=== What the task requires ===
Copy out all lines that hold "JSON".

>> Begin

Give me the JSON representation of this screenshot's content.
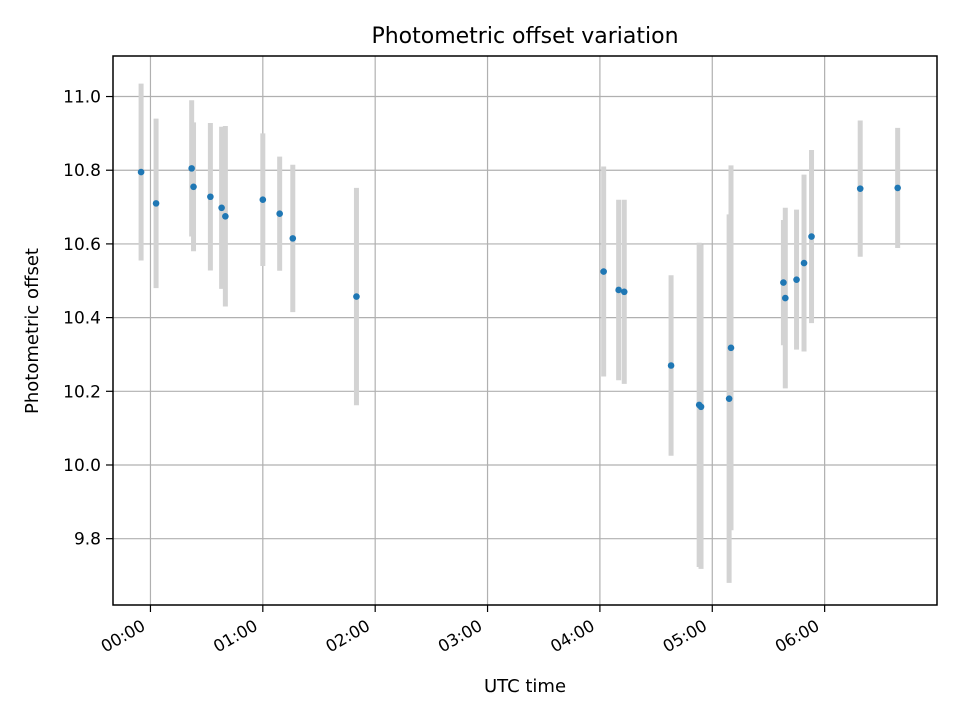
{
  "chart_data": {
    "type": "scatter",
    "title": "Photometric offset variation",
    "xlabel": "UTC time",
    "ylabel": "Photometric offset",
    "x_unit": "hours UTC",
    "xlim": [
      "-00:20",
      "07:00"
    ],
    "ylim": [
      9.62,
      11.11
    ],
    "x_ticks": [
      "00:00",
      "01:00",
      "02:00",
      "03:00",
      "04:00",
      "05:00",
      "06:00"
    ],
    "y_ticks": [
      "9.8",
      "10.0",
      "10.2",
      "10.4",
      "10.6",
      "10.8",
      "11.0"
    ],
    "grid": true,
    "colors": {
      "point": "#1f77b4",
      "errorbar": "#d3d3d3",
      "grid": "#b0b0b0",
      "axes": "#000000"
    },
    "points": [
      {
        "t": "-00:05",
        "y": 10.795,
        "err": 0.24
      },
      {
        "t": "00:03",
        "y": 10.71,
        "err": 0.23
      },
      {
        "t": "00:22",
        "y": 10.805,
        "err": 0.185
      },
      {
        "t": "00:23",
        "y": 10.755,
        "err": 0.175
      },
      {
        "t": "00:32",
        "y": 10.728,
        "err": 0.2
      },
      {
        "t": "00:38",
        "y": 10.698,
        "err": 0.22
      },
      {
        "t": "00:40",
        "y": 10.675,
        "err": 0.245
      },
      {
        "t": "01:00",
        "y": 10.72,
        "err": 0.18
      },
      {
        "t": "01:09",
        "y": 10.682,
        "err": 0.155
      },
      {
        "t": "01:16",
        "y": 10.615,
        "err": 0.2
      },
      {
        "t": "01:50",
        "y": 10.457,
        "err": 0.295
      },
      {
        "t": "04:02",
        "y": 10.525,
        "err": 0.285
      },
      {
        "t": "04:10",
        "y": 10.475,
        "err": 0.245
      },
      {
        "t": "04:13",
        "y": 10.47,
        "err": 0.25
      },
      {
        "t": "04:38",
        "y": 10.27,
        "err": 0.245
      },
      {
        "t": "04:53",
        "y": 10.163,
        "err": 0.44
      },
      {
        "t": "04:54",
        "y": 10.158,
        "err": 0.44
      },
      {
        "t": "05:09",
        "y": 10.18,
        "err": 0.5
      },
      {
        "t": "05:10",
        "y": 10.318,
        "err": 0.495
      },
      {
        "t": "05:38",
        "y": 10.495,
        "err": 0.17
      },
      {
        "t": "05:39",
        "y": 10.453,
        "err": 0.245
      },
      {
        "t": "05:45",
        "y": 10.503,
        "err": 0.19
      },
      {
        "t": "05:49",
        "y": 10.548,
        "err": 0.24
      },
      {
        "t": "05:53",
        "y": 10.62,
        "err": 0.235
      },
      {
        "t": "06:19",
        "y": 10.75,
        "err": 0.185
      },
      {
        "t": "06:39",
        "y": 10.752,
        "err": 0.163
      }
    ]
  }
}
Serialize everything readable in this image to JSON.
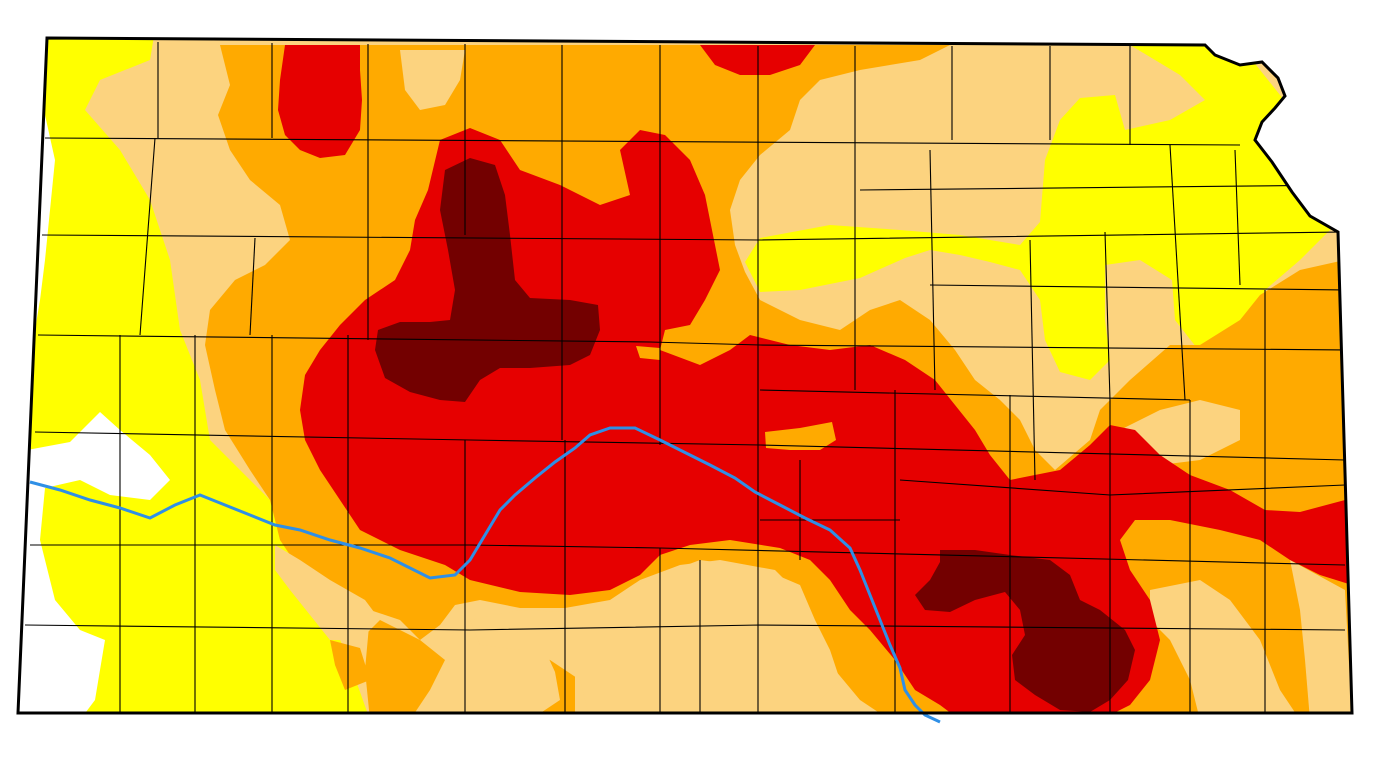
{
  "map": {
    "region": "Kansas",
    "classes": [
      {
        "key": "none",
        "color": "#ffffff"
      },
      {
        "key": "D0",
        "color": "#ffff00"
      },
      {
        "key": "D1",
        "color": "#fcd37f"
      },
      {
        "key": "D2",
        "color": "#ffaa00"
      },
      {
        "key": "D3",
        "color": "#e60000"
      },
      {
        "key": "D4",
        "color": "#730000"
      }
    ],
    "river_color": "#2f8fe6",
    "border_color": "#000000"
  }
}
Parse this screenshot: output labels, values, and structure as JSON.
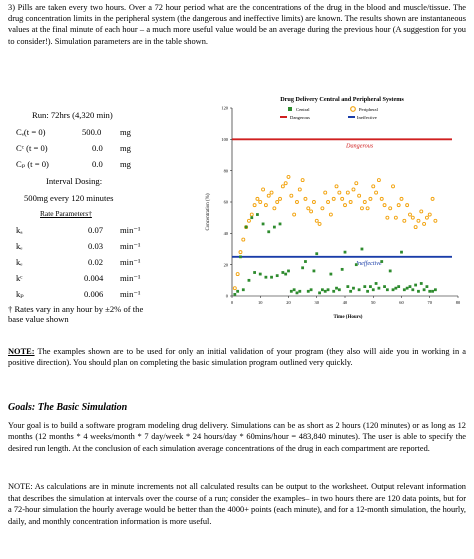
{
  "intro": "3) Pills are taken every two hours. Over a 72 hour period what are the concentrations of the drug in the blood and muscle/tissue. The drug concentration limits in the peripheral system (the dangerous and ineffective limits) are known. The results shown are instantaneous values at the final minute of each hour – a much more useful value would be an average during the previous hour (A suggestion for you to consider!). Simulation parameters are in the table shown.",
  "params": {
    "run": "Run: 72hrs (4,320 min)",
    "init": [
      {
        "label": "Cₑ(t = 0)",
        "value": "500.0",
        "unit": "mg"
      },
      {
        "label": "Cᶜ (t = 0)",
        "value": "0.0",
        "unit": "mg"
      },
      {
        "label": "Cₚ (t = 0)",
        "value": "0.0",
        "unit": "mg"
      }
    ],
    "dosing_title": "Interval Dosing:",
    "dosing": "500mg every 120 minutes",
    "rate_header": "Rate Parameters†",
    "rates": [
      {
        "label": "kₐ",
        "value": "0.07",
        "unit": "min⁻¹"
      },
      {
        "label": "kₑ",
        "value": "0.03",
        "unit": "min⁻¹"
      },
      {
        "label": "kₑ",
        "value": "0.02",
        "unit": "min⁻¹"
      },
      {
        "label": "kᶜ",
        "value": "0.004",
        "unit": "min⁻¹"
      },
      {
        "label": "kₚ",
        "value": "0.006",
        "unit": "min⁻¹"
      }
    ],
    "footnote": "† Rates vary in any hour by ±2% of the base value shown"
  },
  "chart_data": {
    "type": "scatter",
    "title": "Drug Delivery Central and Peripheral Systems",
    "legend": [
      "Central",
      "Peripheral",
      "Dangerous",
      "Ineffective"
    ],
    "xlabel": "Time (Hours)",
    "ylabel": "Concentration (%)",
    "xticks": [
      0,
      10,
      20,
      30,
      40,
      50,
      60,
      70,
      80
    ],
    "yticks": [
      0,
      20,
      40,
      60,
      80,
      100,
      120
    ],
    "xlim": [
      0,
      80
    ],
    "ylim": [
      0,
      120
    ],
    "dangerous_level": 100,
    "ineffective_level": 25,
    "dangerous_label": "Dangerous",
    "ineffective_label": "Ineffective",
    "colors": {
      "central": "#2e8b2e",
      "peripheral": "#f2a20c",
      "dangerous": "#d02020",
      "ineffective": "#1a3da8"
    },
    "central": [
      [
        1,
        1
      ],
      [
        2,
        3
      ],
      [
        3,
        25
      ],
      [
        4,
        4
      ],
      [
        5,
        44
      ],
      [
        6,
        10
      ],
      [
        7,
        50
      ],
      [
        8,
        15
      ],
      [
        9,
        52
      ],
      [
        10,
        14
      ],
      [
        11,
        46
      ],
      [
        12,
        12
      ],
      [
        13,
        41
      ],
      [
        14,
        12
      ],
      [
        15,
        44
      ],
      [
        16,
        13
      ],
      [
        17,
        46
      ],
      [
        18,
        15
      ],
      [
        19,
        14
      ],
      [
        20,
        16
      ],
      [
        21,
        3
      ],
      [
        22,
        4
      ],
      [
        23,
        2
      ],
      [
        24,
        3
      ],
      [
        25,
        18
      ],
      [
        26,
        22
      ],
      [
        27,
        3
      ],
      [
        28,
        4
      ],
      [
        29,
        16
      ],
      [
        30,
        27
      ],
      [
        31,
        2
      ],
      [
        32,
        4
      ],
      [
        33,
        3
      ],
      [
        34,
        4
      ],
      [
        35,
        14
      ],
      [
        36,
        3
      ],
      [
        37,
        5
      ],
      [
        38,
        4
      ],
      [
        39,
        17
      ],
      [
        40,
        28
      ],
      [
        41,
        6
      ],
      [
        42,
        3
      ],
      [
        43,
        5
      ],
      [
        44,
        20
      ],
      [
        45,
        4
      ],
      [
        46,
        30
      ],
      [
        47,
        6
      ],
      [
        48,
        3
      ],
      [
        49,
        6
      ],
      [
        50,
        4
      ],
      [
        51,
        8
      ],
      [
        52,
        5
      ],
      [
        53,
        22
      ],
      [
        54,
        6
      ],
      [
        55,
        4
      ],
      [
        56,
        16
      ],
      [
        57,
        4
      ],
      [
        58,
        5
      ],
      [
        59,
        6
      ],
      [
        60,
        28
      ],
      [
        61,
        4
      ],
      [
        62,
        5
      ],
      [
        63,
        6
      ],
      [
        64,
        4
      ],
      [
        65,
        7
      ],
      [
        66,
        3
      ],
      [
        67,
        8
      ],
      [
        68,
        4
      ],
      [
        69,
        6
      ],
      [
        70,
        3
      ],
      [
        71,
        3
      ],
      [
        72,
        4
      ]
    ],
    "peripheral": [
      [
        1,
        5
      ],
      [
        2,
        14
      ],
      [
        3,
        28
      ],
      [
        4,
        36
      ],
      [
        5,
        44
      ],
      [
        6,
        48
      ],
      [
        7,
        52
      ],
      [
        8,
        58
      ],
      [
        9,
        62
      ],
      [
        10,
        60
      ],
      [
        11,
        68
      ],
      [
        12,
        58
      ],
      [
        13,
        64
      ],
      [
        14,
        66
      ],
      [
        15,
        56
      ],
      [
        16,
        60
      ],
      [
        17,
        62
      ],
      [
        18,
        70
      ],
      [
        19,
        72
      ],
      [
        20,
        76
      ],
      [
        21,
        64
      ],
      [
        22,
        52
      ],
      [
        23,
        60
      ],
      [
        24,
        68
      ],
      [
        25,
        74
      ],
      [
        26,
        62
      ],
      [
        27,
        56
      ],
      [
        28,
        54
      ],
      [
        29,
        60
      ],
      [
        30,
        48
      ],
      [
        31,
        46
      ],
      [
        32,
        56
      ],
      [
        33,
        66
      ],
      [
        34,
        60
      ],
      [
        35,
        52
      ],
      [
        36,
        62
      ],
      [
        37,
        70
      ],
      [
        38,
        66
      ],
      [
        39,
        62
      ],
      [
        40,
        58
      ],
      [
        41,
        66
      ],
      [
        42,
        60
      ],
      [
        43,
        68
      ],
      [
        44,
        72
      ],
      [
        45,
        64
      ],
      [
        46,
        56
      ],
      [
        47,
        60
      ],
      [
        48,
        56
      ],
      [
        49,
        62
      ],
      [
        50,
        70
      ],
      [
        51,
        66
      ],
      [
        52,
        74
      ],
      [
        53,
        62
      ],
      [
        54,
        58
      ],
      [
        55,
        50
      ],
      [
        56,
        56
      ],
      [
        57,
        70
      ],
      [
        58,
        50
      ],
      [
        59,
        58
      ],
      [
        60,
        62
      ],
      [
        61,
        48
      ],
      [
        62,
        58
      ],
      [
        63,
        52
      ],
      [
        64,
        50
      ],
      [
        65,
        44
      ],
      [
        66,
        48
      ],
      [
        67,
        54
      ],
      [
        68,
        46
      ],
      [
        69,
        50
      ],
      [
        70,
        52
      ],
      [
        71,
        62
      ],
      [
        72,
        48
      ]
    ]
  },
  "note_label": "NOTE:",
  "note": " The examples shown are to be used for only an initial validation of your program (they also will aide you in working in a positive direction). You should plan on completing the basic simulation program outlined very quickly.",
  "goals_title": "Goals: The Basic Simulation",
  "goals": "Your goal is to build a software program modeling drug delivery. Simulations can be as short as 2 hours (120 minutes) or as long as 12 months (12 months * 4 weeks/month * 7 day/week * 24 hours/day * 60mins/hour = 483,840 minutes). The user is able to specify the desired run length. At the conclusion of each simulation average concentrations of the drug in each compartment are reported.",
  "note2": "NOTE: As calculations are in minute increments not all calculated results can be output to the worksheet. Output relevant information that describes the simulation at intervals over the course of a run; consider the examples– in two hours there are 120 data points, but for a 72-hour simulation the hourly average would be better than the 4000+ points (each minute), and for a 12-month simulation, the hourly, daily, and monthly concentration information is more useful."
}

>> End

=== Worked solution ===
Give me the JSON representation of this screenshot's content.
Serialize everything readable in this image to JSON.
Parse this screenshot: output labels, values, and structure as JSON.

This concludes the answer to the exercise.